◆ **TASK DESCRIPTION**
The entries need to be copied exactly.

======== ITEMS ========

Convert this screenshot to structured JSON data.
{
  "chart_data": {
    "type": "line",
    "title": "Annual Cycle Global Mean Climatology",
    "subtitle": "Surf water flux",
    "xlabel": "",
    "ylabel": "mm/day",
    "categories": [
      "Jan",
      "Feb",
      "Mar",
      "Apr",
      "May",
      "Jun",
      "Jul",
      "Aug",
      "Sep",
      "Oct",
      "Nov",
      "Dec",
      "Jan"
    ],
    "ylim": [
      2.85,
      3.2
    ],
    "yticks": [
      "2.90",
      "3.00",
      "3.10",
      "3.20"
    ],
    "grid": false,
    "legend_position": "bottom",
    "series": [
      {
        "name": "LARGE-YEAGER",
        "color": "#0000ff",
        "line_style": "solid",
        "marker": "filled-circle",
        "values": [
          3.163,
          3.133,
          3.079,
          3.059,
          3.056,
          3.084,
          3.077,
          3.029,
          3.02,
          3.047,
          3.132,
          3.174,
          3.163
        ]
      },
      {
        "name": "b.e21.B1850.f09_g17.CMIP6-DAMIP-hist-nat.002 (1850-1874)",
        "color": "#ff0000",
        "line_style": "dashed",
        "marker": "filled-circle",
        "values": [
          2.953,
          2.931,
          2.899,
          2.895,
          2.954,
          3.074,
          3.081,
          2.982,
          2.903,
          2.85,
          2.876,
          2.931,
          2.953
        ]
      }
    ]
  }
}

========

◆ **THE SOLUTION**
Convert this screenshot to structured JSON data.
{
  "chart_data": {
    "type": "line",
    "title": "Annual Cycle Global Mean Climatology",
    "subtitle": "Surf water flux",
    "xlabel": "",
    "ylabel": "mm/day",
    "categories": [
      "Jan",
      "Feb",
      "Mar",
      "Apr",
      "May",
      "Jun",
      "Jul",
      "Aug",
      "Sep",
      "Oct",
      "Nov",
      "Dec",
      "Jan"
    ],
    "ylim": [
      2.85,
      3.2
    ],
    "yticks": [
      "2.90",
      "3.00",
      "3.10",
      "3.20"
    ],
    "grid": false,
    "legend_position": "bottom",
    "series": [
      {
        "name": "LARGE-YEAGER",
        "color": "#0000ff",
        "line_style": "solid",
        "marker": "filled-circle",
        "values": [
          3.163,
          3.133,
          3.079,
          3.059,
          3.056,
          3.084,
          3.077,
          3.029,
          3.02,
          3.047,
          3.132,
          3.174,
          3.163
        ]
      },
      {
        "name": "b.e21.B1850.f09_g17.CMIP6-DAMIP-hist-nat.002 (1850-1874)",
        "color": "#ff0000",
        "line_style": "dashed",
        "marker": "filled-circle",
        "values": [
          2.953,
          2.931,
          2.899,
          2.895,
          2.954,
          3.074,
          3.081,
          2.982,
          2.903,
          2.85,
          2.876,
          2.931,
          2.953
        ]
      }
    ]
  }
}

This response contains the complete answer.